▸ Task description
Your task is to restate the data word for word.

## start

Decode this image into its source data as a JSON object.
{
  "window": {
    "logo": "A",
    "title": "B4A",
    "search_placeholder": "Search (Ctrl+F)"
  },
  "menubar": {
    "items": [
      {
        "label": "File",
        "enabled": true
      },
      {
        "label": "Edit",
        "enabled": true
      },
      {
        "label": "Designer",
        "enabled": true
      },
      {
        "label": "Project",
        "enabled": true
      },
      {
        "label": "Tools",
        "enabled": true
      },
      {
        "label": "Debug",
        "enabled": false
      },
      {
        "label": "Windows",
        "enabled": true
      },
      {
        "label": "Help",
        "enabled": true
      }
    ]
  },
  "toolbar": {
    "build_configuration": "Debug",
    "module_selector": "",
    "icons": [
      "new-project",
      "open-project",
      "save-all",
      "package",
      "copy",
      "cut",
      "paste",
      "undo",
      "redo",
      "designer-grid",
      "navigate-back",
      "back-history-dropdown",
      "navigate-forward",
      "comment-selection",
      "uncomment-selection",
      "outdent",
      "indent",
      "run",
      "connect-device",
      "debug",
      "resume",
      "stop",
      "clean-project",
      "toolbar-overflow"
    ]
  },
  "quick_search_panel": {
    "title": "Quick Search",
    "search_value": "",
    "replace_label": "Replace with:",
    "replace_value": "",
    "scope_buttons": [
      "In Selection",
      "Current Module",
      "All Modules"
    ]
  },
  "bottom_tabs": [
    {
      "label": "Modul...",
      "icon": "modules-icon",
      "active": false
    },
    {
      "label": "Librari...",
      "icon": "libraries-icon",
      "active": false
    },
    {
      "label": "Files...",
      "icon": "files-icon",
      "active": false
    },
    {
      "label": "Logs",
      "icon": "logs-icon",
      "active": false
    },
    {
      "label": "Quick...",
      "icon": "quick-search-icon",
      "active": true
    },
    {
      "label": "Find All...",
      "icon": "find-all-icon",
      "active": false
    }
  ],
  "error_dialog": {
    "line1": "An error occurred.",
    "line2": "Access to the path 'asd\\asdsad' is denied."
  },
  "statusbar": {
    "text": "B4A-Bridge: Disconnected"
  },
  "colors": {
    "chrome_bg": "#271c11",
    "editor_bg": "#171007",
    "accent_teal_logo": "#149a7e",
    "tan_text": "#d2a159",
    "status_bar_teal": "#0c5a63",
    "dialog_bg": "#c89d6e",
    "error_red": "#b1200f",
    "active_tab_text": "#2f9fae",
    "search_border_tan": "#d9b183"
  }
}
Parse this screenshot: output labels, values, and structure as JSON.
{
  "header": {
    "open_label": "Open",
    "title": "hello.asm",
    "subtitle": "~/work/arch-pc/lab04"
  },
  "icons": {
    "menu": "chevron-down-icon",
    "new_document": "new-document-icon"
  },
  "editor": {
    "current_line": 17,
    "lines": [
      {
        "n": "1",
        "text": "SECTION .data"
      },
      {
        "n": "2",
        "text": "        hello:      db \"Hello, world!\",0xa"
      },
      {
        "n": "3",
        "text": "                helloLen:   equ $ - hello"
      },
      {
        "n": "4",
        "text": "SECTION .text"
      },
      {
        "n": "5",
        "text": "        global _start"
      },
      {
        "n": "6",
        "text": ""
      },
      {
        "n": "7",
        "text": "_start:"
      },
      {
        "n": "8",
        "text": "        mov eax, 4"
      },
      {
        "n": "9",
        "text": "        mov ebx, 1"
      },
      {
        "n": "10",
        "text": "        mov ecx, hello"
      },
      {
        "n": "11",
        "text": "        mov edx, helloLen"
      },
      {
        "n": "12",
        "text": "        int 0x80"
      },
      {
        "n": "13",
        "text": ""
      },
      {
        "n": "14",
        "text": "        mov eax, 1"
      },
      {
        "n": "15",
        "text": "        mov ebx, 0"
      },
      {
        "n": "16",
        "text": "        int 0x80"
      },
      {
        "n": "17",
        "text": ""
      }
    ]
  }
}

## end

▸ Worked solution
Decode this image into its source data as a JSON object.
{
  "window": {
    "logo": "A",
    "title": "B4A",
    "search_placeholder": "Search (Ctrl+F)"
  },
  "menubar": {
    "items": [
      {
        "label": "File",
        "enabled": true
      },
      {
        "label": "Edit",
        "enabled": true
      },
      {
        "label": "Designer",
        "enabled": true
      },
      {
        "label": "Project",
        "enabled": true
      },
      {
        "label": "Tools",
        "enabled": true
      },
      {
        "label": "Debug",
        "enabled": false
      },
      {
        "label": "Windows",
        "enabled": true
      },
      {
        "label": "Help",
        "enabled": true
      }
    ]
  },
  "toolbar": {
    "build_configuration": "Debug",
    "module_selector": "",
    "icons": [
      "new-project",
      "open-project",
      "save-all",
      "package",
      "copy",
      "cut",
      "paste",
      "undo",
      "redo",
      "designer-grid",
      "navigate-back",
      "back-history-dropdown",
      "navigate-forward",
      "comment-selection",
      "uncomment-selection",
      "outdent",
      "indent",
      "run",
      "connect-device",
      "debug",
      "resume",
      "stop",
      "clean-project",
      "toolbar-overflow"
    ]
  },
  "quick_search_panel": {
    "title": "Quick Search",
    "search_value": "",
    "replace_label": "Replace with:",
    "replace_value": "",
    "scope_buttons": [
      "In Selection",
      "Current Module",
      "All Modules"
    ]
  },
  "bottom_tabs": [
    {
      "label": "Modul...",
      "icon": "modules-icon",
      "active": false
    },
    {
      "label": "Librari...",
      "icon": "libraries-icon",
      "active": false
    },
    {
      "label": "Files...",
      "icon": "files-icon",
      "active": false
    },
    {
      "label": "Logs",
      "icon": "logs-icon",
      "active": false
    },
    {
      "label": "Quick...",
      "icon": "quick-search-icon",
      "active": true
    },
    {
      "label": "Find All...",
      "icon": "find-all-icon",
      "active": false
    }
  ],
  "error_dialog": {
    "line1": "An error occurred.",
    "line2": "Access to the path 'asd\\asdsad' is denied."
  },
  "statusbar": {
    "text": "B4A-Bridge: Disconnected"
  },
  "colors": {
    "chrome_bg": "#271c11",
    "editor_bg": "#171007",
    "accent_teal_logo": "#149a7e",
    "tan_text": "#d2a159",
    "status_bar_teal": "#0c5a63",
    "dialog_bg": "#c89d6e",
    "error_red": "#b1200f",
    "active_tab_text": "#2f9fae",
    "search_border_tan": "#d9b183"
  }
}
Parse this screenshot: output labels, values, and structure as JSON.
{
  "header": {
    "open_label": "Open",
    "title": "hello.asm",
    "subtitle": "~/work/arch-pc/lab04"
  },
  "icons": {
    "menu": "chevron-down-icon",
    "new_document": "new-document-icon"
  },
  "editor": {
    "current_line": 17,
    "lines": [
      {
        "n": "1",
        "text": "SECTION .data"
      },
      {
        "n": "2",
        "text": "        hello:      db \"Hello, world!\",0xa"
      },
      {
        "n": "3",
        "text": "                helloLen:   equ $ - hello"
      },
      {
        "n": "4",
        "text": "SECTION .text"
      },
      {
        "n": "5",
        "text": "        global _start"
      },
      {
        "n": "6",
        "text": ""
      },
      {
        "n": "7",
        "text": "_start:"
      },
      {
        "n": "8",
        "text": "        mov eax, 4"
      },
      {
        "n": "9",
        "text": "        mov ebx, 1"
      },
      {
        "n": "10",
        "text": "        mov ecx, hello"
      },
      {
        "n": "11",
        "text": "        mov edx, helloLen"
      },
      {
        "n": "12",
        "text": "        int 0x80"
      },
      {
        "n": "13",
        "text": ""
      },
      {
        "n": "14",
        "text": "        mov eax, 1"
      },
      {
        "n": "15",
        "text": "        mov ebx, 0"
      },
      {
        "n": "16",
        "text": "        int 0x80"
      },
      {
        "n": "17",
        "text": ""
      }
    ]
  }
}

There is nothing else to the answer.